# Dataset records start

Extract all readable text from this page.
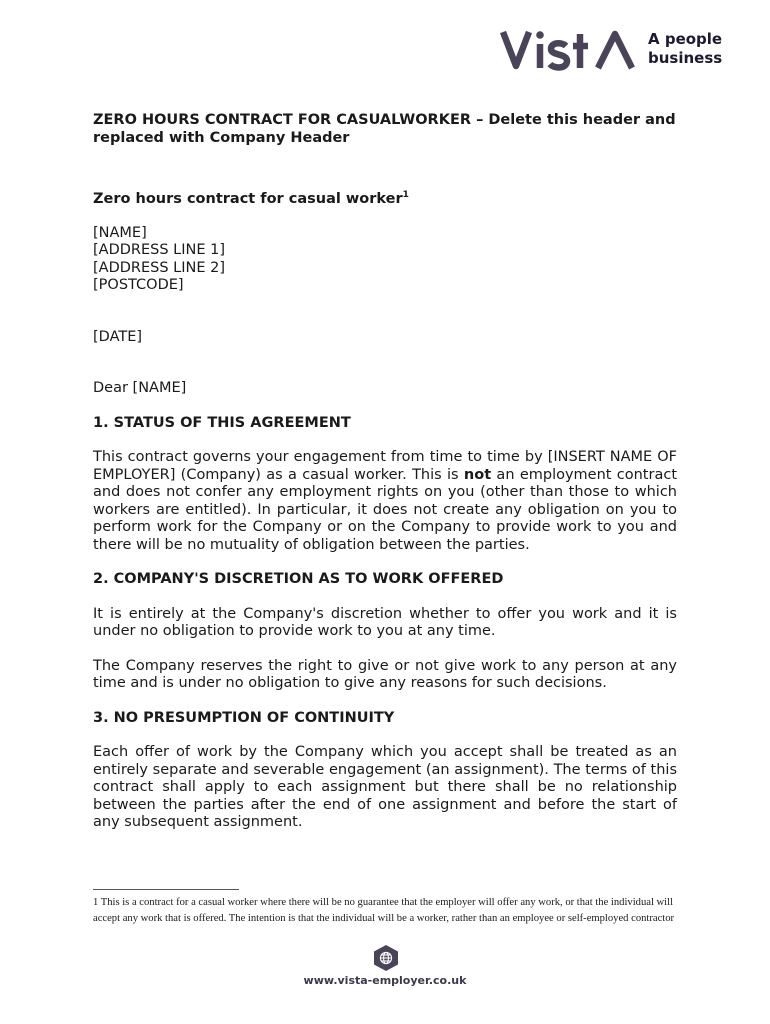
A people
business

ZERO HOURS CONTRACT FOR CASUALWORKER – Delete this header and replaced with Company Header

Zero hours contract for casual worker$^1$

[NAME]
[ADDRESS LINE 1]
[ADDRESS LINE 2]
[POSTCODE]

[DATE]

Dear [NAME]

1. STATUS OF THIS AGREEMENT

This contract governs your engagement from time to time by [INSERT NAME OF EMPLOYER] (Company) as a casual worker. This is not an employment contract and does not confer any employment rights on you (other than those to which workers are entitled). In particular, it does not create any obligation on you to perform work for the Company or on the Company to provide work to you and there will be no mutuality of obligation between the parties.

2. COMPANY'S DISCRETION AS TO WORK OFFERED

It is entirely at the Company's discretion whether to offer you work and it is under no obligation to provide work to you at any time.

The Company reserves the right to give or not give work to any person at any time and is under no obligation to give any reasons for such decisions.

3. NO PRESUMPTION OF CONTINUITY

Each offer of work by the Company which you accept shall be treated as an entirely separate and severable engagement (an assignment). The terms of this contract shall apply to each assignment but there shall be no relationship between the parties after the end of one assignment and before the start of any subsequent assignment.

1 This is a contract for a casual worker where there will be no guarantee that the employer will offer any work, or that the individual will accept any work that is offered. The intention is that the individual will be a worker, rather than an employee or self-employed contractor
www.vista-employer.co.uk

# Dataset records end
# Dataset records start

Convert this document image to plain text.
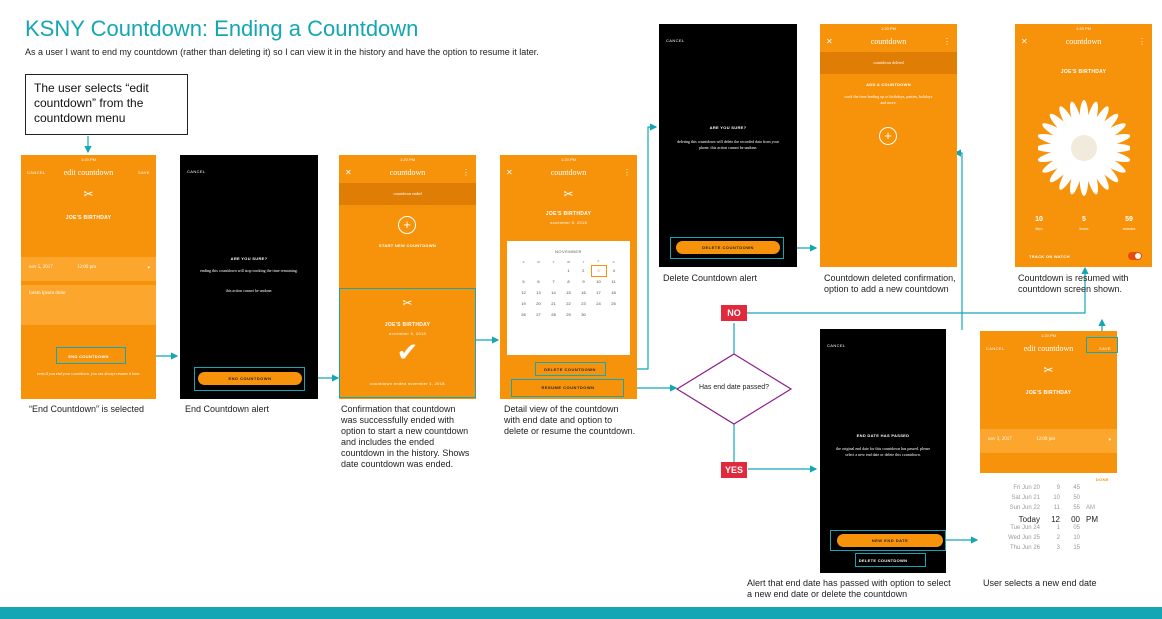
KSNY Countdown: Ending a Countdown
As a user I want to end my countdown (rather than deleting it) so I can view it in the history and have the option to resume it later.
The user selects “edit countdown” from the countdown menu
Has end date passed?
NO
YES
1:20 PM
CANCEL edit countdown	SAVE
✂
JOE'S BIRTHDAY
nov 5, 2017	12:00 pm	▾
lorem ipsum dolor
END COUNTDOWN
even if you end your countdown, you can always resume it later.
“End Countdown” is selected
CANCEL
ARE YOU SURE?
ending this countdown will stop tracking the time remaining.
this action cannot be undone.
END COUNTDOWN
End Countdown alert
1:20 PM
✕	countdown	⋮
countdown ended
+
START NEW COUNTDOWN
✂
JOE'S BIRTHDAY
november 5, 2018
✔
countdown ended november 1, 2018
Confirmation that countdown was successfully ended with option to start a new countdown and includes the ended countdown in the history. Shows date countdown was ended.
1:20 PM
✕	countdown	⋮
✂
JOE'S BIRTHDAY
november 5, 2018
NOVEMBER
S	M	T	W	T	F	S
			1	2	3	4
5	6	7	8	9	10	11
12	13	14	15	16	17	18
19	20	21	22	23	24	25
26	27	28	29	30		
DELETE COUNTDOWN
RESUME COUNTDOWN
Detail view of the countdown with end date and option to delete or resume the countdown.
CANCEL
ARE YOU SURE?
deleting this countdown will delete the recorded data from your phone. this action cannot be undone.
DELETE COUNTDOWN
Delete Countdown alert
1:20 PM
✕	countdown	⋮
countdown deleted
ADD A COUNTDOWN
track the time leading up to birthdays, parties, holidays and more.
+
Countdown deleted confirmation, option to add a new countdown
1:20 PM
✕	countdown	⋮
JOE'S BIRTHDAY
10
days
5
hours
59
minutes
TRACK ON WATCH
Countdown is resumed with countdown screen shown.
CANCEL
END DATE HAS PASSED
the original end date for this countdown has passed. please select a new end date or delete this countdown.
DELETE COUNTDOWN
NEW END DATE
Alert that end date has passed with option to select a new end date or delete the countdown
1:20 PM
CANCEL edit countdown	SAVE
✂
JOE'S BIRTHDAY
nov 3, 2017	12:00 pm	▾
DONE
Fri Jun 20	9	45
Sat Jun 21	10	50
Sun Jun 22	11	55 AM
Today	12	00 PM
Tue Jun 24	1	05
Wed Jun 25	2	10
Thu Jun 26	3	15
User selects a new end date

# Dataset records end

→ **Task to complete**
Go through the material and copy out every line with "ended" in it.

→ **Answer to this exercise**
countdown ended
countdown ended november 1, 2018
Confirmation that countdown was successfully ended with option to start a new countdown and includes the ended countdown in the history. Shows date countdown was ended.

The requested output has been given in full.